(Stored data)

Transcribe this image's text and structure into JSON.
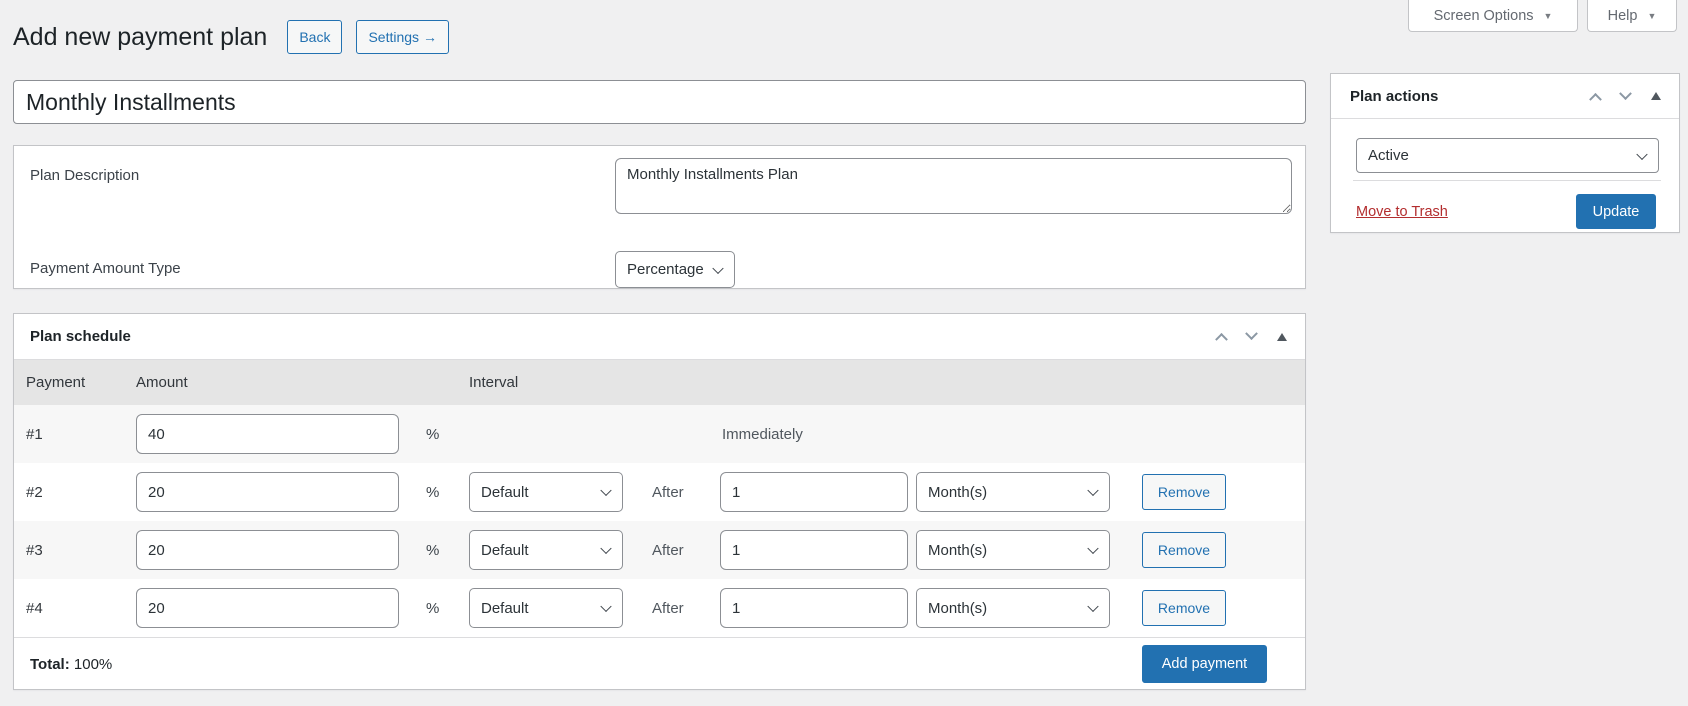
{
  "header": {
    "title": "Add new payment plan",
    "back": "Back",
    "settings": "Settings →"
  },
  "top_tabs": {
    "screen_options": "Screen Options",
    "help": "Help",
    "caret": "▼"
  },
  "plan": {
    "title_value": "Monthly Installments",
    "description_label": "Plan Description",
    "description_value": "Monthly Installments Plan",
    "amount_type_label": "Payment Amount Type",
    "amount_type_value": "Percentage"
  },
  "plan_actions": {
    "title": "Plan actions",
    "status_value": "Active",
    "move_to_trash": "Move to Trash",
    "update": "Update"
  },
  "schedule": {
    "title": "Plan schedule",
    "col_payment": "Payment",
    "col_amount": "Amount",
    "col_interval": "Interval",
    "percent": "%",
    "after": "After",
    "remove": "Remove",
    "rows": [
      {
        "id": "#1",
        "amount": "40",
        "interval": "Immediately"
      },
      {
        "id": "#2",
        "amount": "20",
        "type": "Default",
        "after_value": "1",
        "unit": "Month(s)"
      },
      {
        "id": "#3",
        "amount": "20",
        "type": "Default",
        "after_value": "1",
        "unit": "Month(s)"
      },
      {
        "id": "#4",
        "amount": "20",
        "type": "Default",
        "after_value": "1",
        "unit": "Month(s)"
      }
    ],
    "total_label": "Total:",
    "total_value": "100%",
    "add_payment": "Add payment"
  },
  "colors": {
    "accent_blue": "#2271b1",
    "trash_red": "#b32d2e",
    "page_bg": "#f0f0f1"
  }
}
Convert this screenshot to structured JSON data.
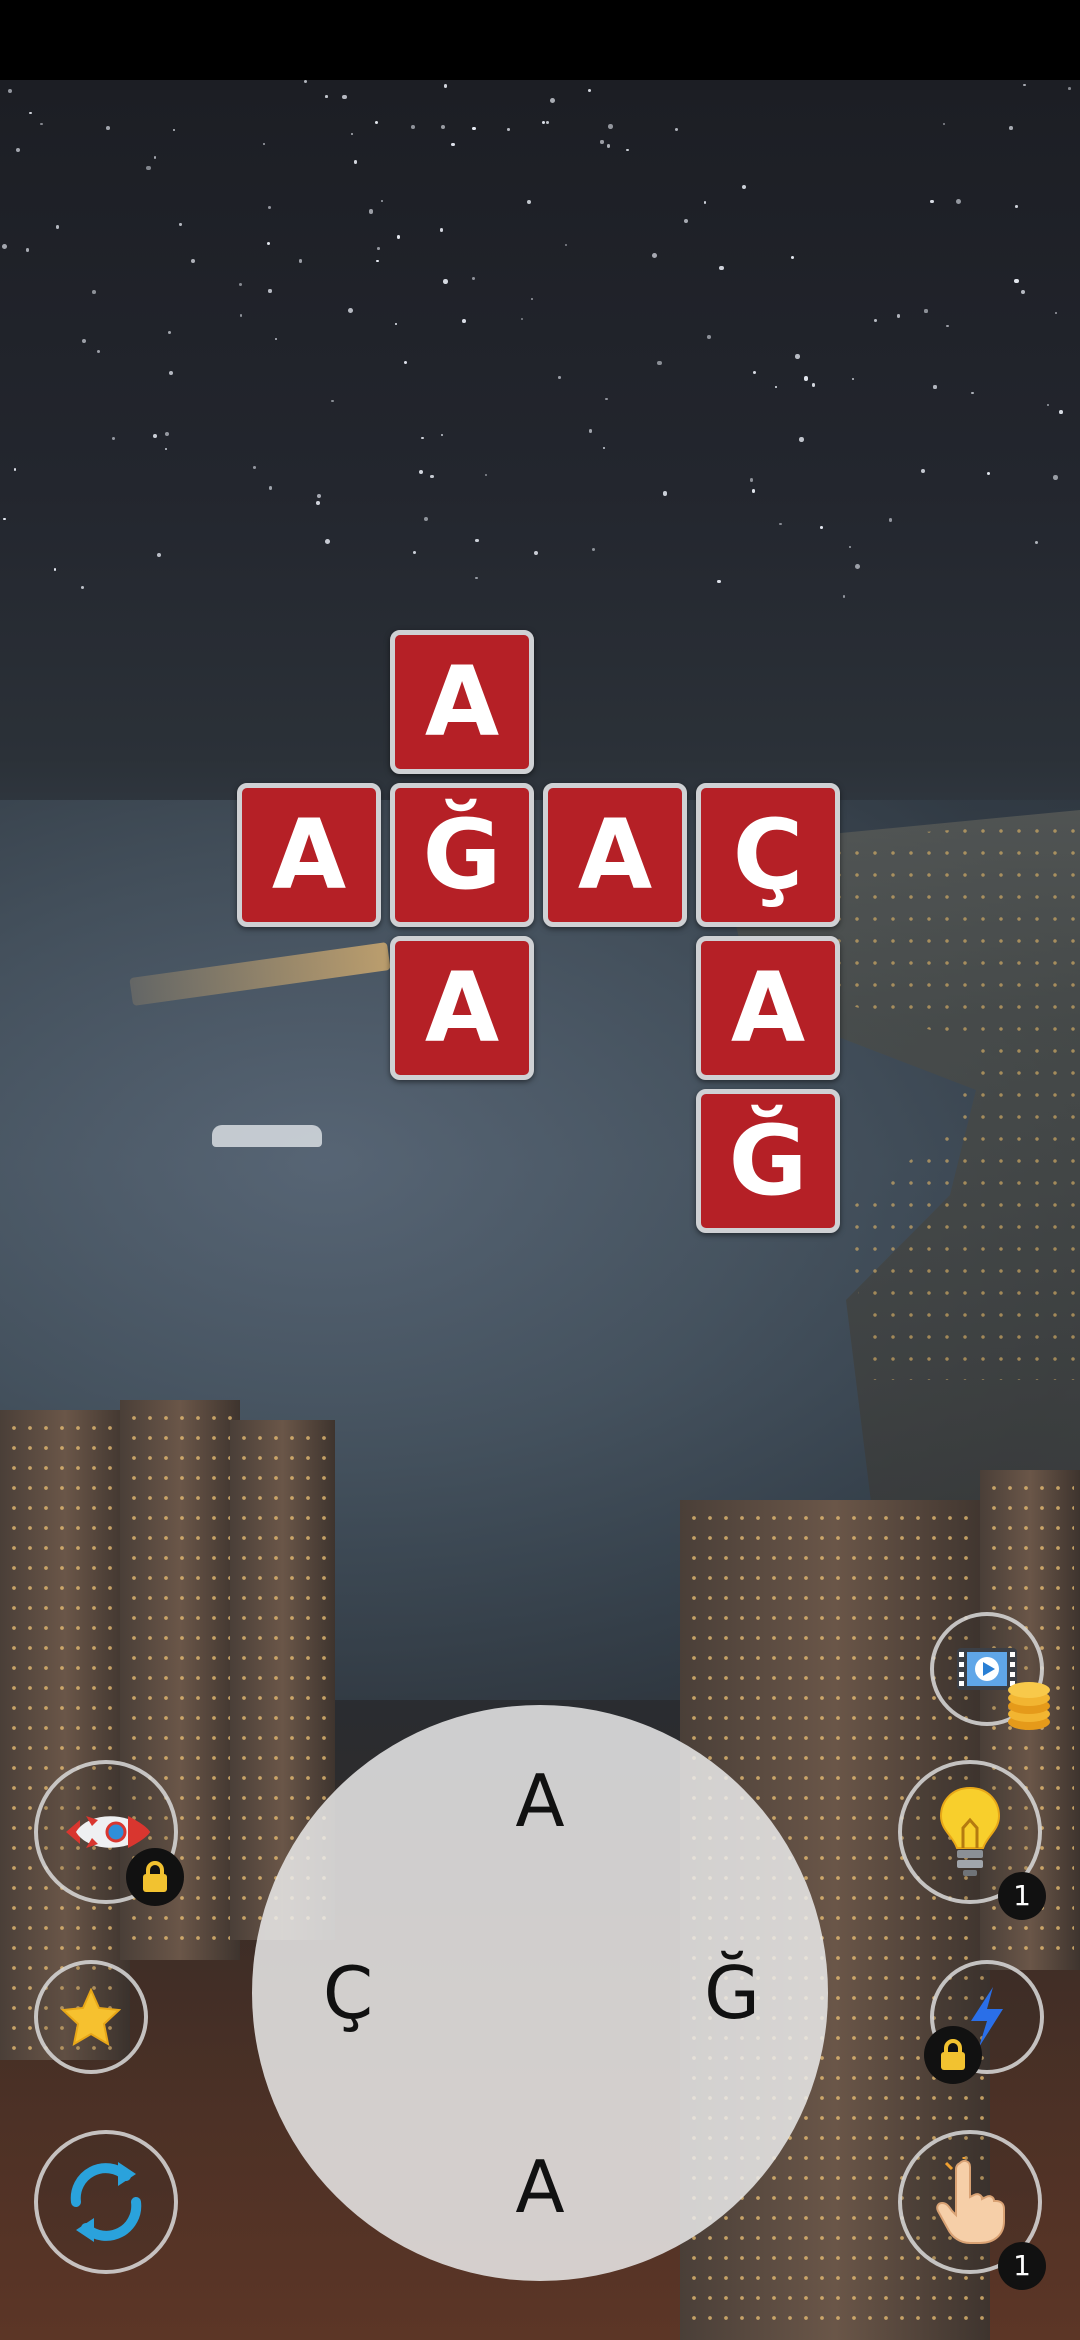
{
  "crossword": {
    "tiles": [
      {
        "id": "r0c1",
        "letter": "A"
      },
      {
        "id": "r1c0",
        "letter": "A"
      },
      {
        "id": "r1c1",
        "letter": "Ğ"
      },
      {
        "id": "r1c2",
        "letter": "A"
      },
      {
        "id": "r1c3",
        "letter": "Ç"
      },
      {
        "id": "r2c1",
        "letter": "A"
      },
      {
        "id": "r2c3",
        "letter": "A"
      },
      {
        "id": "r3c3",
        "letter": "Ğ"
      }
    ],
    "tile_color": "#b52026",
    "tile_border_color": "#cfd1d4"
  },
  "wheel": {
    "letters": {
      "top": "A",
      "left": "Ç",
      "right": "Ğ",
      "bottom": "A"
    }
  },
  "left_buttons": {
    "rocket": {
      "icon": "rocket-icon",
      "locked": true
    },
    "star": {
      "icon": "star-icon"
    },
    "shuffle": {
      "icon": "shuffle-icon"
    }
  },
  "right_buttons": {
    "video_coins": {
      "icon": "video-coins-icon"
    },
    "hint": {
      "icon": "lightbulb-icon",
      "count": "1"
    },
    "lightning": {
      "icon": "lightning-icon",
      "locked": true
    },
    "finger": {
      "icon": "pointing-hand-icon",
      "count": "1"
    }
  }
}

◆ YOUR GOAL
Set down the material above as is, without any pictures.

◆ FINISHED EXERCISE
Transcribe this image's text and structure into JSON.
{
  "header": {
    "title": "Add new payment plan",
    "back": "Back",
    "settings": "Settings →"
  },
  "top_tabs": {
    "screen_options": "Screen Options",
    "help": "Help",
    "caret": "▼"
  },
  "plan": {
    "title_value": "Monthly Installments",
    "description_label": "Plan Description",
    "description_value": "Monthly Installments Plan",
    "amount_type_label": "Payment Amount Type",
    "amount_type_value": "Percentage"
  },
  "plan_actions": {
    "title": "Plan actions",
    "status_value": "Active",
    "move_to_trash": "Move to Trash",
    "update": "Update"
  },
  "schedule": {
    "title": "Plan schedule",
    "col_payment": "Payment",
    "col_amount": "Amount",
    "col_interval": "Interval",
    "percent": "%",
    "after": "After",
    "remove": "Remove",
    "rows": [
      {
        "id": "#1",
        "amount": "40",
        "interval": "Immediately"
      },
      {
        "id": "#2",
        "amount": "20",
        "type": "Default",
        "after_value": "1",
        "unit": "Month(s)"
      },
      {
        "id": "#3",
        "amount": "20",
        "type": "Default",
        "after_value": "1",
        "unit": "Month(s)"
      },
      {
        "id": "#4",
        "amount": "20",
        "type": "Default",
        "after_value": "1",
        "unit": "Month(s)"
      }
    ],
    "total_label": "Total:",
    "total_value": "100%",
    "add_payment": "Add payment"
  },
  "colors": {
    "accent_blue": "#2271b1",
    "trash_red": "#b32d2e",
    "page_bg": "#f0f0f1"
  }
}
Convert this screenshot to structured JSON data.
{
  "crossword": {
    "tiles": [
      {
        "id": "r0c1",
        "letter": "A"
      },
      {
        "id": "r1c0",
        "letter": "A"
      },
      {
        "id": "r1c1",
        "letter": "Ğ"
      },
      {
        "id": "r1c2",
        "letter": "A"
      },
      {
        "id": "r1c3",
        "letter": "Ç"
      },
      {
        "id": "r2c1",
        "letter": "A"
      },
      {
        "id": "r2c3",
        "letter": "A"
      },
      {
        "id": "r3c3",
        "letter": "Ğ"
      }
    ],
    "tile_color": "#b52026",
    "tile_border_color": "#cfd1d4"
  },
  "wheel": {
    "letters": {
      "top": "A",
      "left": "Ç",
      "right": "Ğ",
      "bottom": "A"
    }
  },
  "left_buttons": {
    "rocket": {
      "icon": "rocket-icon",
      "locked": true
    },
    "star": {
      "icon": "star-icon"
    },
    "shuffle": {
      "icon": "shuffle-icon"
    }
  },
  "right_buttons": {
    "video_coins": {
      "icon": "video-coins-icon"
    },
    "hint": {
      "icon": "lightbulb-icon",
      "count": "1"
    },
    "lightning": {
      "icon": "lightning-icon",
      "locked": true
    },
    "finger": {
      "icon": "pointing-hand-icon",
      "count": "1"
    }
  }
}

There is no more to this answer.